STATED TASK: Produce a word-for-word copy of the listing below without its pictures.

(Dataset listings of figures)
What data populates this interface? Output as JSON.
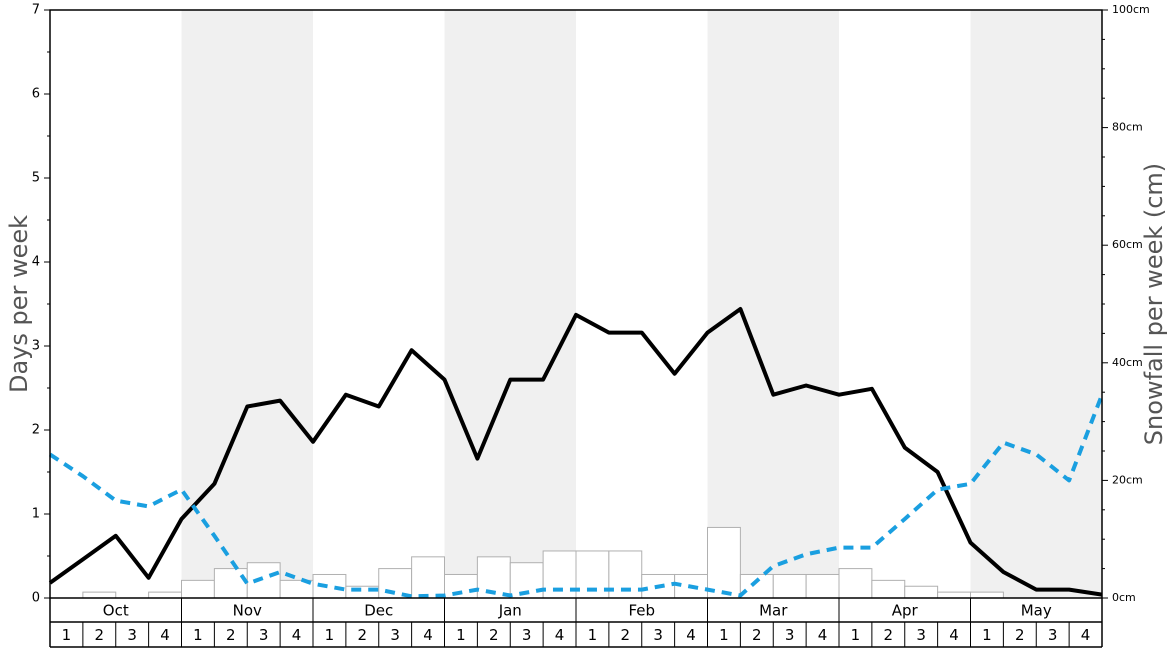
{
  "chart_data": {
    "type": "bar",
    "ylabel": "Days per week",
    "y2label": "Snowfall per week (cm)",
    "ylim": [
      0,
      7
    ],
    "y2lim": [
      0,
      100
    ],
    "yticks": [
      "0",
      "1",
      "2",
      "3",
      "4",
      "5",
      "6",
      "7"
    ],
    "y2ticks": [
      "0cm",
      "20cm",
      "40cm",
      "60cm",
      "80cm",
      "100cm"
    ],
    "months": [
      "Oct",
      "Nov",
      "Dec",
      "Jan",
      "Feb",
      "Mar",
      "Apr",
      "May"
    ],
    "weeks": [
      "1",
      "2",
      "3",
      "4"
    ],
    "shaded_months": [
      "Nov",
      "Jan",
      "Mar",
      "May"
    ],
    "series": [
      {
        "kind": "bars",
        "axis": "right",
        "values": [
          0,
          1,
          0,
          1,
          3,
          5,
          6,
          3,
          4,
          2,
          5,
          7,
          4,
          7,
          6,
          8,
          8,
          8,
          4,
          4,
          12,
          4,
          4,
          4,
          5,
          3,
          2,
          1,
          1,
          0,
          0,
          0
        ]
      },
      {
        "kind": "line",
        "axis": "left",
        "style": "solid",
        "values": [
          0.18,
          0.46,
          0.74,
          0.24,
          0.94,
          1.36,
          2.28,
          2.35,
          1.86,
          2.42,
          2.28,
          2.95,
          2.6,
          1.66,
          2.6,
          2.6,
          3.37,
          3.16,
          3.16,
          2.67,
          3.16,
          3.44,
          2.42,
          2.53,
          2.42,
          2.49,
          1.79,
          1.5,
          0.66,
          0.31,
          0.1,
          0.1,
          0.04
        ]
      },
      {
        "kind": "line",
        "axis": "left",
        "style": "dashed",
        "values": [
          1.71,
          1.45,
          1.16,
          1.09,
          1.29,
          0.74,
          0.17,
          0.31,
          0.17,
          0.1,
          0.1,
          0.02,
          0.03,
          0.1,
          0.03,
          0.1,
          0.1,
          0.1,
          0.1,
          0.17,
          0.1,
          0.03,
          0.38,
          0.52,
          0.6,
          0.6,
          0.94,
          1.29,
          1.36,
          1.85,
          1.71,
          1.4,
          2.42
        ]
      }
    ]
  },
  "colors": {
    "shade": "#f0f0f0",
    "bar_stroke": "#b0b0b0",
    "solid_line": "#000000",
    "dashed_line": "#1a9fe0",
    "axis_label": "#555555"
  }
}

WRITTEN SOLUTION:
What data populates this interface? Output as JSON.
{
  "chart_data": {
    "type": "bar",
    "ylabel": "Days per week",
    "y2label": "Snowfall per week (cm)",
    "ylim": [
      0,
      7
    ],
    "y2lim": [
      0,
      100
    ],
    "yticks": [
      "0",
      "1",
      "2",
      "3",
      "4",
      "5",
      "6",
      "7"
    ],
    "y2ticks": [
      "0cm",
      "20cm",
      "40cm",
      "60cm",
      "80cm",
      "100cm"
    ],
    "months": [
      "Oct",
      "Nov",
      "Dec",
      "Jan",
      "Feb",
      "Mar",
      "Apr",
      "May"
    ],
    "weeks": [
      "1",
      "2",
      "3",
      "4"
    ],
    "shaded_months": [
      "Nov",
      "Jan",
      "Mar",
      "May"
    ],
    "series": [
      {
        "kind": "bars",
        "axis": "right",
        "values": [
          0,
          1,
          0,
          1,
          3,
          5,
          6,
          3,
          4,
          2,
          5,
          7,
          4,
          7,
          6,
          8,
          8,
          8,
          4,
          4,
          12,
          4,
          4,
          4,
          5,
          3,
          2,
          1,
          1,
          0,
          0,
          0
        ]
      },
      {
        "kind": "line",
        "axis": "left",
        "style": "solid",
        "values": [
          0.18,
          0.46,
          0.74,
          0.24,
          0.94,
          1.36,
          2.28,
          2.35,
          1.86,
          2.42,
          2.28,
          2.95,
          2.6,
          1.66,
          2.6,
          2.6,
          3.37,
          3.16,
          3.16,
          2.67,
          3.16,
          3.44,
          2.42,
          2.53,
          2.42,
          2.49,
          1.79,
          1.5,
          0.66,
          0.31,
          0.1,
          0.1,
          0.04
        ]
      },
      {
        "kind": "line",
        "axis": "left",
        "style": "dashed",
        "values": [
          1.71,
          1.45,
          1.16,
          1.09,
          1.29,
          0.74,
          0.17,
          0.31,
          0.17,
          0.1,
          0.1,
          0.02,
          0.03,
          0.1,
          0.03,
          0.1,
          0.1,
          0.1,
          0.1,
          0.17,
          0.1,
          0.03,
          0.38,
          0.52,
          0.6,
          0.6,
          0.94,
          1.29,
          1.36,
          1.85,
          1.71,
          1.4,
          2.42
        ]
      }
    ]
  },
  "colors": {
    "shade": "#f0f0f0",
    "bar_stroke": "#b0b0b0",
    "solid_line": "#000000",
    "dashed_line": "#1a9fe0",
    "axis_label": "#555555"
  }
}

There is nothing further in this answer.